Copy each line of the records that holds the string "بینی".

--- Begin RECORDS SHOWN ---

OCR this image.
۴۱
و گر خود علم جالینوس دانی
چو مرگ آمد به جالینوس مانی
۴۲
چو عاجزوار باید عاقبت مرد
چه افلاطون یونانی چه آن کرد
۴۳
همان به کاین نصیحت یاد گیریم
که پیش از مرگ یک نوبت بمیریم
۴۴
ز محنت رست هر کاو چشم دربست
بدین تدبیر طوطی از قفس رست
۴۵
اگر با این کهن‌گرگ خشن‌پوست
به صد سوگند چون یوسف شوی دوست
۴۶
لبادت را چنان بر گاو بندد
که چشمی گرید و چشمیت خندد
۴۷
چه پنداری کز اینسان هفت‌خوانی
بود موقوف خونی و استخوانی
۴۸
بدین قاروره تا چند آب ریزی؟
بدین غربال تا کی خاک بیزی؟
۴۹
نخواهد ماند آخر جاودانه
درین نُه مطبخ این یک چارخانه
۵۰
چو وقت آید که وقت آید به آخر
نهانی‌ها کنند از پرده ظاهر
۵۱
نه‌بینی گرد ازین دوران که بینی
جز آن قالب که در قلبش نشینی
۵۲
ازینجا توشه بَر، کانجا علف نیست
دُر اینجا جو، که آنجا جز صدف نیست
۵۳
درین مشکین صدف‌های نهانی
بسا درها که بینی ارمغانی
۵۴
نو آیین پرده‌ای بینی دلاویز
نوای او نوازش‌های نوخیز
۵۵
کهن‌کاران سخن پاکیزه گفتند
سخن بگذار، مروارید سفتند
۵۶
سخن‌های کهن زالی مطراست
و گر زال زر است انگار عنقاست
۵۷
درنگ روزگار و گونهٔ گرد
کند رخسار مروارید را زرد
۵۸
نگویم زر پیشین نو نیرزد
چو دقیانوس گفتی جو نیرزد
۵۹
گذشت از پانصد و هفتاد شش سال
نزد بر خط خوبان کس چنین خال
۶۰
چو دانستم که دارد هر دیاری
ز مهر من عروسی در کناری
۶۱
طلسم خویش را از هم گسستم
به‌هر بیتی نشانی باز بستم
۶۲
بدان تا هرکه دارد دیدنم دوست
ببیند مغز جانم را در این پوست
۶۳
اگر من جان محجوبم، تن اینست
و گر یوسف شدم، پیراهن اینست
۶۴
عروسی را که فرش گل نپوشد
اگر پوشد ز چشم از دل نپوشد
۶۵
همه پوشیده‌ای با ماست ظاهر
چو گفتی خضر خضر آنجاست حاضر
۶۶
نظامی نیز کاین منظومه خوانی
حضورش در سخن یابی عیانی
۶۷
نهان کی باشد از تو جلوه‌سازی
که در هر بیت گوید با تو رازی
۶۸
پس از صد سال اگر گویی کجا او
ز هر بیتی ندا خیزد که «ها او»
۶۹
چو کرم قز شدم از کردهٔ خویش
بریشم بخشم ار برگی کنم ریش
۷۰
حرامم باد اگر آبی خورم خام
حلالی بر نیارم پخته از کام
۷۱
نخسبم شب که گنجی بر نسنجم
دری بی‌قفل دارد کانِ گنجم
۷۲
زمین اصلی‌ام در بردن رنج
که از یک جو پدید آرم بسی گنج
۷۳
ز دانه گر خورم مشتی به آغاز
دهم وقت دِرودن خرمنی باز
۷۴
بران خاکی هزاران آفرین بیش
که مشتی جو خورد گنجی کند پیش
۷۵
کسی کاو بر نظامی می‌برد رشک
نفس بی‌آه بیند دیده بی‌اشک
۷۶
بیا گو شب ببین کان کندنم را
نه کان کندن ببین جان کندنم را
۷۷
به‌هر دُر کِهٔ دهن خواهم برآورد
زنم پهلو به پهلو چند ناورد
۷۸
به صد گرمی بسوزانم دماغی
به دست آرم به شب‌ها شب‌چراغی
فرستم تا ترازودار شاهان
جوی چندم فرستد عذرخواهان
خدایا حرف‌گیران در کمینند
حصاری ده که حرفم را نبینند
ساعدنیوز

--- End RECORDS SHOWN ---

» **WORKED SOLUTION**
نه‌بینی گرد ازین دوران که بینی
بسا درها که بینی ارمغانی
نو آیین پرده‌ای بینی دلاویز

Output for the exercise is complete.